- **EXTRAIT DU DOCUMENT**
·····
Francisco de Jesús Espinosa Hidalgo est un paysan indigène tsotsil de 69 ans. Son engagement contre des mégaprojets de développement dans sa région du Chiapas lui a vraisemblablement valu d’être torturé et maintenu en détention dans des conditions indignes pendant plus de trois ans. Aujourd’hui libre, il se bat pour que ses tortionnaires soient condamnés et pour obtenir réparation.
Emprisonné pour avoir défendu sa communauté
Francisco de Jesús Espinosa Hidalgo, 69 ans, est un paysan indigène tsotsil de Venustiano Carranza, au cœur du Chiapas, pour qui nous sommes intervenus en février dernier. Leader au sein de sa communauté, il a longtemps défendu la propriété collective et l’agriculture vivrière des terres de sa communauté, notamment face à de grands projets miniers et de monocultures. Son engagement a vraisemblablement fait de lui une cible. L’ONG mexicaine Frayba rapporte que, en mai 2015, des policiers l’arrêtent et le torturent. Après l’avoir déshabillé, ils le rouent de coups et lui infligent des décharges électriques pour l’obliger à signer des aveux de culpabilité dans une affaire de vol avec violence. Francisco est ensuite placé en détention à 130 kilomètres de ses proches, dans la prison d’El Amate. Là-bas, sa santé se dégrade rapidement : il survit dans des conditions de détention indignes. Dépression, douleurs récurrentes, diabète, pertes de mémoire, dysfonctionnement de la prostate… Il n’a eu accès à aucun soin. Le 21 septembre 2018, en l’absence totale de preuves, Francisco est enfin libéré. Cependant, le combat ne peut s’arrêter là : ses tortionnaires et leurs complices doivent être jugés. L’homme bientôt septuagénaire a aussi besoin d’être soigné des conséquences des actes de torture dont il a été victime.
Des minorités martyrisées
À l’instar de Francisco, les populations autochtones sont marginalisées au Mexique. Du fait de leur culture, de leur identité et de leur mode de vie traditionnel, elles demeurent plus discriminées et criminalisées que le reste de la population. L’ONU estime que 71,9 % de la population indigène vit dans la pauvreté ou l’extrême pauvreté, contre 40,6 % de la population au niveau national. Une minorité d’entre eux sont comptabilisés officiellement : 6,5 % de la population. Pourtant, 21,5 % des Mexicains s’auto-identifient comme autochtones.
·····
- **ENTRÉES BRUTES**
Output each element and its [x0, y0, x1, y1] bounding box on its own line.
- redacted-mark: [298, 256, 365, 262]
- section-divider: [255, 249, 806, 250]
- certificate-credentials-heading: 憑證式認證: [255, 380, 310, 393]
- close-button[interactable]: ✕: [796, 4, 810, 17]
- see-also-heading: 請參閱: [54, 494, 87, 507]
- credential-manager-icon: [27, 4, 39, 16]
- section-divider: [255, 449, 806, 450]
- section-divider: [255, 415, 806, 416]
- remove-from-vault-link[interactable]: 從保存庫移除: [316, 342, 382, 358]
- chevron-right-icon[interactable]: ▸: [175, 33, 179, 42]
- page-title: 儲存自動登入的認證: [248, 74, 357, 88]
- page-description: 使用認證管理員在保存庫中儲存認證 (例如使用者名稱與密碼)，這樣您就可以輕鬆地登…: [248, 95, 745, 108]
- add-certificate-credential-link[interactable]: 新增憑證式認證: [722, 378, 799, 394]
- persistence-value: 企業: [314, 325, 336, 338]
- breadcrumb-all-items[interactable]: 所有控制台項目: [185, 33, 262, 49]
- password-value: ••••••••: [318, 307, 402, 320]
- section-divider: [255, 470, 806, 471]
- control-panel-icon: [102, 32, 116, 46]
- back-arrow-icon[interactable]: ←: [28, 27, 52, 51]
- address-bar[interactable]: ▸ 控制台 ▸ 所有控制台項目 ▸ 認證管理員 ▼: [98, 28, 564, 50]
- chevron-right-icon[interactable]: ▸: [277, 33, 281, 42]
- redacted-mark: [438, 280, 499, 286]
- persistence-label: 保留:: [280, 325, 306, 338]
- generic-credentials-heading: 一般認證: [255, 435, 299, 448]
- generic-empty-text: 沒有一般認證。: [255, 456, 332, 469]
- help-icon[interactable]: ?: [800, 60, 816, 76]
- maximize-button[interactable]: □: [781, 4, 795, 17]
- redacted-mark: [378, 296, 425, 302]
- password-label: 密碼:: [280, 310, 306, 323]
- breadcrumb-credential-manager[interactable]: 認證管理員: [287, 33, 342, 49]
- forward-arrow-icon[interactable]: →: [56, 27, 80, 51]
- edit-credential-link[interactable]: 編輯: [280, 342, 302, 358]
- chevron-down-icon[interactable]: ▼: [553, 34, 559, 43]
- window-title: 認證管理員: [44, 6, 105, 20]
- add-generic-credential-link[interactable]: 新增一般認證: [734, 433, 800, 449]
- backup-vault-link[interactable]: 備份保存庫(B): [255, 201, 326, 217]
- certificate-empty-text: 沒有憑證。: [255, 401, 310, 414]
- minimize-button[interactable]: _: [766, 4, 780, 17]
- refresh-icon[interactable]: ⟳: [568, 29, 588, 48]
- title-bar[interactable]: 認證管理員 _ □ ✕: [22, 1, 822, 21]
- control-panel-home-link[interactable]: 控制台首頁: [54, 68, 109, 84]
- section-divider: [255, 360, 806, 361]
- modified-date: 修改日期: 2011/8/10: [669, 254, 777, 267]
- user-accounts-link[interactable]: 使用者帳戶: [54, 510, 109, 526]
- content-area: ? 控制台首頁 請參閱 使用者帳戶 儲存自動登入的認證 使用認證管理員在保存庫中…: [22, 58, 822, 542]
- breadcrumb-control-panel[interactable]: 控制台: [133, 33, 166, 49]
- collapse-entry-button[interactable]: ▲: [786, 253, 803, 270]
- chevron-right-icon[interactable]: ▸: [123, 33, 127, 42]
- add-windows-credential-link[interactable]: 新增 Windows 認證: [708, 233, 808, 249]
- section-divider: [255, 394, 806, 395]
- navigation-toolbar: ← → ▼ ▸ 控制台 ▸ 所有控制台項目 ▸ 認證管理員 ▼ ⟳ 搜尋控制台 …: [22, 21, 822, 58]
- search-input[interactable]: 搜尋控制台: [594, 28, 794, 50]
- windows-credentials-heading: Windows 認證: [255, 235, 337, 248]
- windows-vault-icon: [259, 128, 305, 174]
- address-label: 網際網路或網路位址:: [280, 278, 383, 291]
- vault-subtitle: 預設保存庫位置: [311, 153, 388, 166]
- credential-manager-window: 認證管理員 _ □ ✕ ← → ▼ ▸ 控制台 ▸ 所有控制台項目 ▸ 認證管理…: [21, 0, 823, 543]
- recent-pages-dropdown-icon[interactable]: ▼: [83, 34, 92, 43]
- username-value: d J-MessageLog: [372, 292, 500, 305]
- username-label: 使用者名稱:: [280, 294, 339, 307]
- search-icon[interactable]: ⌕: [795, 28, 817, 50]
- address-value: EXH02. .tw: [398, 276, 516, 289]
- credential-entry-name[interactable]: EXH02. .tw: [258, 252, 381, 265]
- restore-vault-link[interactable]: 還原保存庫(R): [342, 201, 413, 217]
·····
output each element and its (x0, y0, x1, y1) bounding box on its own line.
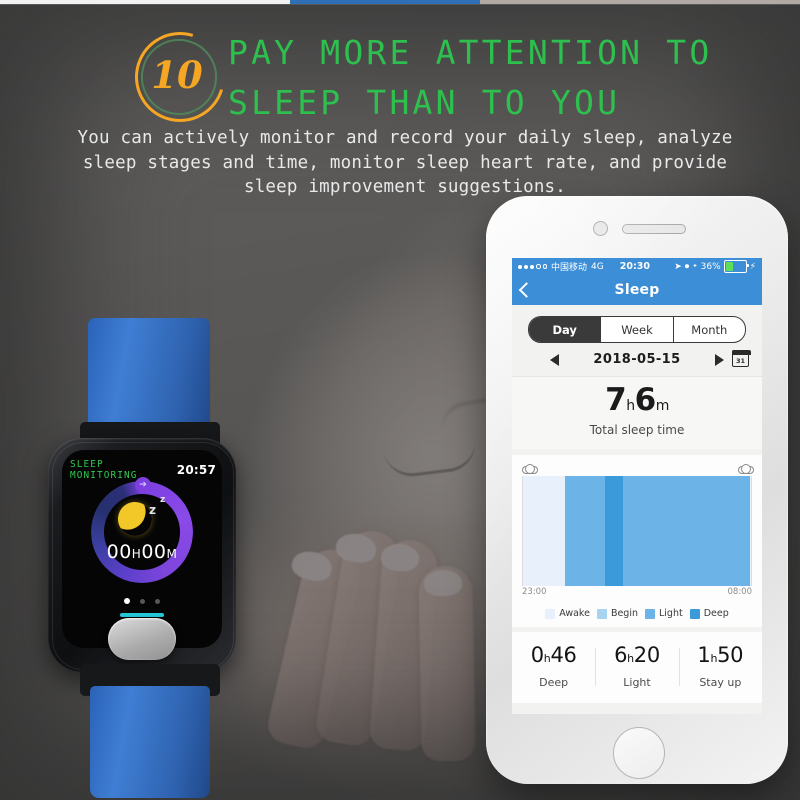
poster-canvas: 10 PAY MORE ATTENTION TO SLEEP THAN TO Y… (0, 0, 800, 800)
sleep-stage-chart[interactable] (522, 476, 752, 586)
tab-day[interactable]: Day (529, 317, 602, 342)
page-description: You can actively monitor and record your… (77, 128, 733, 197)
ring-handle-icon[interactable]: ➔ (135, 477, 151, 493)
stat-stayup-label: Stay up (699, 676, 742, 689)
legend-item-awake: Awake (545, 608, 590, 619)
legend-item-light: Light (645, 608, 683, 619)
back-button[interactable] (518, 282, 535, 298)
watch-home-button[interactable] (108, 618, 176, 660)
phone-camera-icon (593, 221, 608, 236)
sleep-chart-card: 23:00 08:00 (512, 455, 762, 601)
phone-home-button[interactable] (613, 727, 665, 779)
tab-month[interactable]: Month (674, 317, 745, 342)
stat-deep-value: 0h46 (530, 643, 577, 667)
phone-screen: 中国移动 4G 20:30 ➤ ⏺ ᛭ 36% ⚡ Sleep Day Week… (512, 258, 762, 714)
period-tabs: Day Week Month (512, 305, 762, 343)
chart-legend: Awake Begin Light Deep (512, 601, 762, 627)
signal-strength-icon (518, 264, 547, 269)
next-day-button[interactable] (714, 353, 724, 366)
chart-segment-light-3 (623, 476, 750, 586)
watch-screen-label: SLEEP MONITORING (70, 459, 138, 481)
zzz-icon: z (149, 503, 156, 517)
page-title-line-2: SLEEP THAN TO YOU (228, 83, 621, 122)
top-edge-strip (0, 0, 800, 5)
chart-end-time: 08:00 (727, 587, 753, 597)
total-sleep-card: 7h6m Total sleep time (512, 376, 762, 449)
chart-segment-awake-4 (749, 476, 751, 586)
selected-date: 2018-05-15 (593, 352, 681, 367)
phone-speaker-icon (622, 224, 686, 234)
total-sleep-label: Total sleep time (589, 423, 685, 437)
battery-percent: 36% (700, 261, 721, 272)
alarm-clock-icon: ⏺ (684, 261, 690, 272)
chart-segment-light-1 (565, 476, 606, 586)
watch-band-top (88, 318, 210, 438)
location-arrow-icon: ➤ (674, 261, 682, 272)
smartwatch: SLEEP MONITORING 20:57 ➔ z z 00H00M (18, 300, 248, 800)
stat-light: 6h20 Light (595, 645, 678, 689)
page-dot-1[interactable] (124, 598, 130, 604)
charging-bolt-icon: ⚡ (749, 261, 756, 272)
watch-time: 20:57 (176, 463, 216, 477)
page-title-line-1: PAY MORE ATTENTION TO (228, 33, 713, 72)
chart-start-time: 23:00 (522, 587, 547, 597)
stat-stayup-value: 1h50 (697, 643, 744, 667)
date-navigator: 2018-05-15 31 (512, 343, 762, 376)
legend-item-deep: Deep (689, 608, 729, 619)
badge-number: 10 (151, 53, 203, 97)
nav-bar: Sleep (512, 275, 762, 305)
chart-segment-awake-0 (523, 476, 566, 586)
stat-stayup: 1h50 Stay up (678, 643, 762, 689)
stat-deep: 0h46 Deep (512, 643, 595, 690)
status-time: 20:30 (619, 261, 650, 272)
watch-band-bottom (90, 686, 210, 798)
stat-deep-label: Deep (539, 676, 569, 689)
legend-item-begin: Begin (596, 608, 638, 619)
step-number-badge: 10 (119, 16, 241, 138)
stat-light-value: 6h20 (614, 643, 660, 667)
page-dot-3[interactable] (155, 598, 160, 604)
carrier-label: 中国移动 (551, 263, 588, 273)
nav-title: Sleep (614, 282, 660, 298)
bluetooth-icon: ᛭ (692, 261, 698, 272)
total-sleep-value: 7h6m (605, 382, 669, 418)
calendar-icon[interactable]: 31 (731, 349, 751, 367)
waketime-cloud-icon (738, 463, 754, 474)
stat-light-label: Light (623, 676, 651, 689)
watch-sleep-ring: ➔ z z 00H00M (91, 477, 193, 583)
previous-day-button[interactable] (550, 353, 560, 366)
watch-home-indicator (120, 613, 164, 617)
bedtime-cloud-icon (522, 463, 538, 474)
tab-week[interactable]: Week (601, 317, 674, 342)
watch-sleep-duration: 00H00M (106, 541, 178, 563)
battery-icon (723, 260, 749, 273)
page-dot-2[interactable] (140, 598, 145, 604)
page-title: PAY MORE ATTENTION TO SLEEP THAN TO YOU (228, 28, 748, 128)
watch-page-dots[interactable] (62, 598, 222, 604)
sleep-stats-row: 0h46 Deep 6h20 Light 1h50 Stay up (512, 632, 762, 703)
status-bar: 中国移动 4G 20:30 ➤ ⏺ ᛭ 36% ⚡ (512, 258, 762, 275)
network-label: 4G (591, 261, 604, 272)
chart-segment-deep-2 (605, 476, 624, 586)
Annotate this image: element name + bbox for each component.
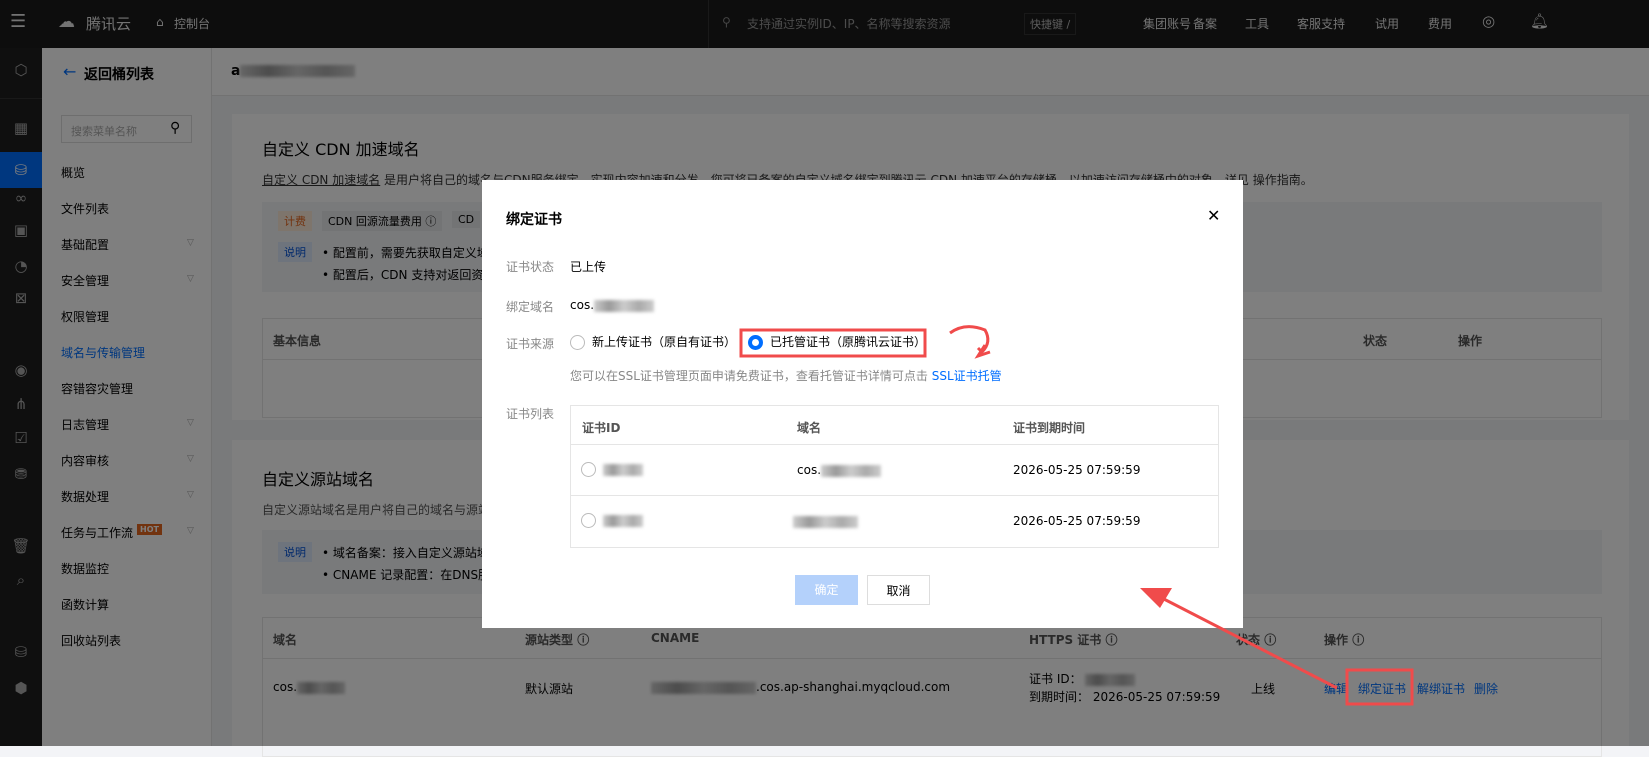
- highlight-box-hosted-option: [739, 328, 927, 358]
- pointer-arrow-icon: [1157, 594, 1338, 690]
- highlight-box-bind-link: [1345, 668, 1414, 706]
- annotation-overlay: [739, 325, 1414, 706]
·····
- **CONSIGNES**
A. Relevez tous les pourcentages cités dans le texte sur Francisco de Jesús Espinosa Hidalgo.
B. Recopiez les entrées, de la ligne qui contient « Output each element and its [x0, y0, x1, y1] » jusqu'à celle qui contient « - generic-credentials-heading: 一般認證: [255, 435, 299, 448] », toutes deux comprises.
Les entrées n'ont aucun lien avec le texte.

- **RÉPONSES RÉDIGÉES**
A. 71,9 %, 40,6 %, 6,5 %, 21,5 %

B.
Output each element and its [x0, y0, x1, y1] bounding box on its own line.
- redacted-mark: [298, 256, 365, 262]
- section-divider: [255, 249, 806, 250]
- certificate-credentials-heading: 憑證式認證: [255, 380, 310, 393]
- close-button[interactable]: ✕: [796, 4, 810, 17]
- see-also-heading: 請參閱: [54, 494, 87, 507]
- credential-manager-icon: [27, 4, 39, 16]
- section-divider: [255, 449, 806, 450]
- section-divider: [255, 415, 806, 416]
- remove-from-vault-link[interactable]: 從保存庫移除: [316, 342, 382, 358]
- chevron-right-icon[interactable]: ▸: [175, 33, 179, 42]
- page-title: 儲存自動登入的認證: [248, 74, 357, 88]
- page-description: 使用認證管理員在保存庫中儲存認證 (例如使用者名稱與密碼)，這樣您就可以輕鬆地登…: [248, 95, 745, 108]
- add-certificate-credential-link[interactable]: 新增憑證式認證: [722, 378, 799, 394]
- persistence-value: 企業: [314, 325, 336, 338]
- breadcrumb-all-items[interactable]: 所有控制台項目: [185, 33, 262, 49]
- password-value: ••••••••: [318, 307, 402, 320]
- section-divider: [255, 470, 806, 471]
- control-panel-icon: [102, 32, 116, 46]
- back-arrow-icon[interactable]: ←: [28, 27, 52, 51]
- address-bar[interactable]: ▸ 控制台 ▸ 所有控制台項目 ▸ 認證管理員 ▼: [98, 28, 564, 50]
- chevron-right-icon[interactable]: ▸: [277, 33, 281, 42]
- redacted-mark: [438, 280, 499, 286]
- persistence-label: 保留:: [280, 325, 306, 338]
- generic-credentials-heading: 一般認證: [255, 435, 299, 448]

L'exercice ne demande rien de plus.